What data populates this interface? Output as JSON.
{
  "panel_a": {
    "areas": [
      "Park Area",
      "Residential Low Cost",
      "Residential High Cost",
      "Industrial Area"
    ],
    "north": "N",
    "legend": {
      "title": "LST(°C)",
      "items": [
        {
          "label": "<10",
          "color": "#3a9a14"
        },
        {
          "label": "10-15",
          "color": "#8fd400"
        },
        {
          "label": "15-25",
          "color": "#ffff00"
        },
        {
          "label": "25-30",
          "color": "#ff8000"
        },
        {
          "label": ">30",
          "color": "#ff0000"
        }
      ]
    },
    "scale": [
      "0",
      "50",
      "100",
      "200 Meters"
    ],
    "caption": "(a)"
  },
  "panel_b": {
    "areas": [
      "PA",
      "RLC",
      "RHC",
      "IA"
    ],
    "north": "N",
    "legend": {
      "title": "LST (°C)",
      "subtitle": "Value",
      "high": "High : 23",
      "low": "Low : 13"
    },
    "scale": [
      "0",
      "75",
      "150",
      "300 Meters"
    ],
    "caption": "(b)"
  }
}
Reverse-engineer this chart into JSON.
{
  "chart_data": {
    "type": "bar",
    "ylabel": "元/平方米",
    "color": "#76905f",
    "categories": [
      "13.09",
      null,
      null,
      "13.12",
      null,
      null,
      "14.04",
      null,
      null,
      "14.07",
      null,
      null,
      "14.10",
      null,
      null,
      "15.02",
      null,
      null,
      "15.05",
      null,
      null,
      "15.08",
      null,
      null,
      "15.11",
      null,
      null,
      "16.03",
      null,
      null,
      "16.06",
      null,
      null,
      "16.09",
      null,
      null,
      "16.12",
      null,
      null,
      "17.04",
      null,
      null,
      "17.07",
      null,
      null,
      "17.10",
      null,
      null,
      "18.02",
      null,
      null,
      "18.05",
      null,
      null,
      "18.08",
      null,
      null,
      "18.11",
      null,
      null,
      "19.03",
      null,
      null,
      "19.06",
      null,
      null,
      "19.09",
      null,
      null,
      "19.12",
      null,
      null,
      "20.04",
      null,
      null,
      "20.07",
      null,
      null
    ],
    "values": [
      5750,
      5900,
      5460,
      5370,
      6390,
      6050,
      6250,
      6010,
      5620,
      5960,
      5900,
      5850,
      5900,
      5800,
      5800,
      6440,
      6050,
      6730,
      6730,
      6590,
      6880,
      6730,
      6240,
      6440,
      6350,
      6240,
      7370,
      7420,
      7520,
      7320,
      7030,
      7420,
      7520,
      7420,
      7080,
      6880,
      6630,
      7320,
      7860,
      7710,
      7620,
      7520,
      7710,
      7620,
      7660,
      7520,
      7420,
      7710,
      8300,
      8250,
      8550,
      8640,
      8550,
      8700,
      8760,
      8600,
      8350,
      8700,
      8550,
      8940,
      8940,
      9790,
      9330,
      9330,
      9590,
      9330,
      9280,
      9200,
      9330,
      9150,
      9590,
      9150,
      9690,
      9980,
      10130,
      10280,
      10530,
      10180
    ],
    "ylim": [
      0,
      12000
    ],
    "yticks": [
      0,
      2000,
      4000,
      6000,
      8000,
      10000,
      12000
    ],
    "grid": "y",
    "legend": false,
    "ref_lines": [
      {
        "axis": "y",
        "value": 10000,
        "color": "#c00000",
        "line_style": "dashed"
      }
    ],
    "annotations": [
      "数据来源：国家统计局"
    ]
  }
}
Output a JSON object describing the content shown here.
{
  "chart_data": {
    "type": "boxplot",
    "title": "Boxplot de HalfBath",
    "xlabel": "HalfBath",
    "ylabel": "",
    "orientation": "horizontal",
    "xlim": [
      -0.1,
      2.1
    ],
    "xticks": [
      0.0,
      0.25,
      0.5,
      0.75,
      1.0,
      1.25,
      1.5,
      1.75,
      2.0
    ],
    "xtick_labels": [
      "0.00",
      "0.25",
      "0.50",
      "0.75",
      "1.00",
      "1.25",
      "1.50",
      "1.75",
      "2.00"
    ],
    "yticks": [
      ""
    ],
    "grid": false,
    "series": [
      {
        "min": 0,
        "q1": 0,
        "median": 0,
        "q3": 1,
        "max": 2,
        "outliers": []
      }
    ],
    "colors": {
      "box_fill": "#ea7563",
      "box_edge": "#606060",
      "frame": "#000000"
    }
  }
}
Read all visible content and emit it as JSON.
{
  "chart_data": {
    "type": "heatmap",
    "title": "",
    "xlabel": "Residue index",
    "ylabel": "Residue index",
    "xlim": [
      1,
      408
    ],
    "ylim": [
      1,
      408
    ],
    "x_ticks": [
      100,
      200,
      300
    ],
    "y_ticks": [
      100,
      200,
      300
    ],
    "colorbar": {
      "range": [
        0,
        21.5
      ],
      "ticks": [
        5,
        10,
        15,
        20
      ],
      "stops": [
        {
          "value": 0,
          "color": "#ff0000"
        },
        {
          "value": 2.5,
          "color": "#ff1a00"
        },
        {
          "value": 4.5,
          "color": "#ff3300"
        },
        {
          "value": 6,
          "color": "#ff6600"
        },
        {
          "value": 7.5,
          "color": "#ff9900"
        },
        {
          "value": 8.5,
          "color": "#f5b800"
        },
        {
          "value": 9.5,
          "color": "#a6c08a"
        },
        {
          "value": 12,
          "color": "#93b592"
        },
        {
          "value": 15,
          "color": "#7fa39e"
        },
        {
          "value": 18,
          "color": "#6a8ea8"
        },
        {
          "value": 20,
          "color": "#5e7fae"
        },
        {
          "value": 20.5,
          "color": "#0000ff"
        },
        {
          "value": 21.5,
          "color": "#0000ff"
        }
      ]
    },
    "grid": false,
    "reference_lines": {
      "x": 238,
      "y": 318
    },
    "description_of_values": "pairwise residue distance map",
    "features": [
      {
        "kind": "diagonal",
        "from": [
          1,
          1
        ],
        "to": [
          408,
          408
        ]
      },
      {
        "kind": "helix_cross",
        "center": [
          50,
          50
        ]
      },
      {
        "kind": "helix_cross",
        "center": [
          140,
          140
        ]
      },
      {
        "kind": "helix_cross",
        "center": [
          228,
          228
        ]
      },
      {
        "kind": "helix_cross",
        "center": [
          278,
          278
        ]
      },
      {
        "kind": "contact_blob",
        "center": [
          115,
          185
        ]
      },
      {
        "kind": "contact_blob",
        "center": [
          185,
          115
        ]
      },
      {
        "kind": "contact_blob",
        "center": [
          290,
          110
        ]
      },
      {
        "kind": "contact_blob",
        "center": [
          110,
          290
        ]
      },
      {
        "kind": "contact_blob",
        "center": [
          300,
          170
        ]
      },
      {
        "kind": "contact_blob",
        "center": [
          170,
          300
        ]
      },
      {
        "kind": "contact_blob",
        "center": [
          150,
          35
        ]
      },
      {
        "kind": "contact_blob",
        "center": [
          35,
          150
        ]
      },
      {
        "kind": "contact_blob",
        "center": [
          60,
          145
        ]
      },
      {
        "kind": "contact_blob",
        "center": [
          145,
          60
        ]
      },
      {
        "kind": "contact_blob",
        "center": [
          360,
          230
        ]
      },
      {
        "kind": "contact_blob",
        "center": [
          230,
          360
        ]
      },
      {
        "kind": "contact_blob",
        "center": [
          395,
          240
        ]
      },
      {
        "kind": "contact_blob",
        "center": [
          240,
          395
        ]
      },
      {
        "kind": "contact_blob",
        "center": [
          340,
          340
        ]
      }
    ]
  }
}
----
_Work to do_
Copy all of the material word for word.

_Solved exercise_
What data populates this interface? Output as JSON.
{
  "panel_a": {
    "areas": [
      "Park Area",
      "Residential Low Cost",
      "Residential High Cost",
      "Industrial Area"
    ],
    "north": "N",
    "legend": {
      "title": "LST(°C)",
      "items": [
        {
          "label": "<10",
          "color": "#3a9a14"
        },
        {
          "label": "10-15",
          "color": "#8fd400"
        },
        {
          "label": "15-25",
          "color": "#ffff00"
        },
        {
          "label": "25-30",
          "color": "#ff8000"
        },
        {
          "label": ">30",
          "color": "#ff0000"
        }
      ]
    },
    "scale": [
      "0",
      "50",
      "100",
      "200 Meters"
    ],
    "caption": "(a)"
  },
  "panel_b": {
    "areas": [
      "PA",
      "RLC",
      "RHC",
      "IA"
    ],
    "north": "N",
    "legend": {
      "title": "LST (°C)",
      "subtitle": "Value",
      "high": "High : 23",
      "low": "Low : 13"
    },
    "scale": [
      "0",
      "75",
      "150",
      "300 Meters"
    ],
    "caption": "(b)"
  }
}
Reverse-engineer this chart into JSON.
{
  "chart_data": {
    "type": "bar",
    "ylabel": "元/平方米",
    "color": "#76905f",
    "categories": [
      "13.09",
      null,
      null,
      "13.12",
      null,
      null,
      "14.04",
      null,
      null,
      "14.07",
      null,
      null,
      "14.10",
      null,
      null,
      "15.02",
      null,
      null,
      "15.05",
      null,
      null,
      "15.08",
      null,
      null,
      "15.11",
      null,
      null,
      "16.03",
      null,
      null,
      "16.06",
      null,
      null,
      "16.09",
      null,
      null,
      "16.12",
      null,
      null,
      "17.04",
      null,
      null,
      "17.07",
      null,
      null,
      "17.10",
      null,
      null,
      "18.02",
      null,
      null,
      "18.05",
      null,
      null,
      "18.08",
      null,
      null,
      "18.11",
      null,
      null,
      "19.03",
      null,
      null,
      "19.06",
      null,
      null,
      "19.09",
      null,
      null,
      "19.12",
      null,
      null,
      "20.04",
      null,
      null,
      "20.07",
      null,
      null
    ],
    "values": [
      5750,
      5900,
      5460,
      5370,
      6390,
      6050,
      6250,
      6010,
      5620,
      5960,
      5900,
      5850,
      5900,
      5800,
      5800,
      6440,
      6050,
      6730,
      6730,
      6590,
      6880,
      6730,
      6240,
      6440,
      6350,
      6240,
      7370,
      7420,
      7520,
      7320,
      7030,
      7420,
      7520,
      7420,
      7080,
      6880,
      6630,
      7320,
      7860,
      7710,
      7620,
      7520,
      7710,
      7620,
      7660,
      7520,
      7420,
      7710,
      8300,
      8250,
      8550,
      8640,
      8550,
      8700,
      8760,
      8600,
      8350,
      8700,
      8550,
      8940,
      8940,
      9790,
      9330,
      9330,
      9590,
      9330,
      9280,
      9200,
      9330,
      9150,
      9590,
      9150,
      9690,
      9980,
      10130,
      10280,
      10530,
      10180
    ],
    "ylim": [
      0,
      12000
    ],
    "yticks": [
      0,
      2000,
      4000,
      6000,
      8000,
      10000,
      12000
    ],
    "grid": "y",
    "legend": false,
    "ref_lines": [
      {
        "axis": "y",
        "value": 10000,
        "color": "#c00000",
        "line_style": "dashed"
      }
    ],
    "annotations": [
      "数据来源：国家统计局"
    ]
  }
}
Output a JSON object describing the content shown here.
{
  "chart_data": {
    "type": "boxplot",
    "title": "Boxplot de HalfBath",
    "xlabel": "HalfBath",
    "ylabel": "",
    "orientation": "horizontal",
    "xlim": [
      -0.1,
      2.1
    ],
    "xticks": [
      0.0,
      0.25,
      0.5,
      0.75,
      1.0,
      1.25,
      1.5,
      1.75,
      2.0
    ],
    "xtick_labels": [
      "0.00",
      "0.25",
      "0.50",
      "0.75",
      "1.00",
      "1.25",
      "1.50",
      "1.75",
      "2.00"
    ],
    "yticks": [
      ""
    ],
    "grid": false,
    "series": [
      {
        "min": 0,
        "q1": 0,
        "median": 0,
        "q3": 1,
        "max": 2,
        "outliers": []
      }
    ],
    "colors": {
      "box_fill": "#ea7563",
      "box_edge": "#606060",
      "frame": "#000000"
    }
  }
}
Read all visible content and emit it as JSON.
{
  "chart_data": {
    "type": "heatmap",
    "title": "",
    "xlabel": "Residue index",
    "ylabel": "Residue index",
    "xlim": [
      1,
      408
    ],
    "ylim": [
      1,
      408
    ],
    "x_ticks": [
      100,
      200,
      300
    ],
    "y_ticks": [
      100,
      200,
      300
    ],
    "colorbar": {
      "range": [
        0,
        21.5
      ],
      "ticks": [
        5,
        10,
        15,
        20
      ],
      "stops": [
        {
          "value": 0,
          "color": "#ff0000"
        },
        {
          "value": 2.5,
          "color": "#ff1a00"
        },
        {
          "value": 4.5,
          "color": "#ff3300"
        },
        {
          "value": 6,
          "color": "#ff6600"
        },
        {
          "value": 7.5,
          "color": "#ff9900"
        },
        {
          "value": 8.5,
          "color": "#f5b800"
        },
        {
          "value": 9.5,
          "color": "#a6c08a"
        },
        {
          "value": 12,
          "color": "#93b592"
        },
        {
          "value": 15,
          "color": "#7fa39e"
        },
        {
          "value": 18,
          "color": "#6a8ea8"
        },
        {
          "value": 20,
          "color": "#5e7fae"
        },
        {
          "value": 20.5,
          "color": "#0000ff"
        },
        {
          "value": 21.5,
          "color": "#0000ff"
        }
      ]
    },
    "grid": false,
    "reference_lines": {
      "x": 238,
      "y": 318
    },
    "description_of_values": "pairwise residue distance map",
    "features": [
      {
        "kind": "diagonal",
        "from": [
          1,
          1
        ],
        "to": [
          408,
          408
        ]
      },
      {
        "kind": "helix_cross",
        "center": [
          50,
          50
        ]
      },
      {
        "kind": "helix_cross",
        "center": [
          140,
          140
        ]
      },
      {
        "kind": "helix_cross",
        "center": [
          228,
          228
        ]
      },
      {
        "kind": "helix_cross",
        "center": [
          278,
          278
        ]
      },
      {
        "kind": "contact_blob",
        "center": [
          115,
          185
        ]
      },
      {
        "kind": "contact_blob",
        "center": [
          185,
          115
        ]
      },
      {
        "kind": "contact_blob",
        "center": [
          290,
          110
        ]
      },
      {
        "kind": "contact_blob",
        "center": [
          110,
          290
        ]
      },
      {
        "kind": "contact_blob",
        "center": [
          300,
          170
        ]
      },
      {
        "kind": "contact_blob",
        "center": [
          170,
          300
        ]
      },
      {
        "kind": "contact_blob",
        "center": [
          150,
          35
        ]
      },
      {
        "kind": "contact_blob",
        "center": [
          35,
          150
        ]
      },
      {
        "kind": "contact_blob",
        "center": [
          60,
          145
        ]
      },
      {
        "kind": "contact_blob",
        "center": [
          145,
          60
        ]
      },
      {
        "kind": "contact_blob",
        "center": [
          360,
          230
        ]
      },
      {
        "kind": "contact_blob",
        "center": [
          230,
          360
        ]
      },
      {
        "kind": "contact_blob",
        "center": [
          395,
          240
        ]
      },
      {
        "kind": "contact_blob",
        "center": [
          240,
          395
        ]
      },
      {
        "kind": "contact_blob",
        "center": [
          340,
          340
        ]
      }
    ]
  }
}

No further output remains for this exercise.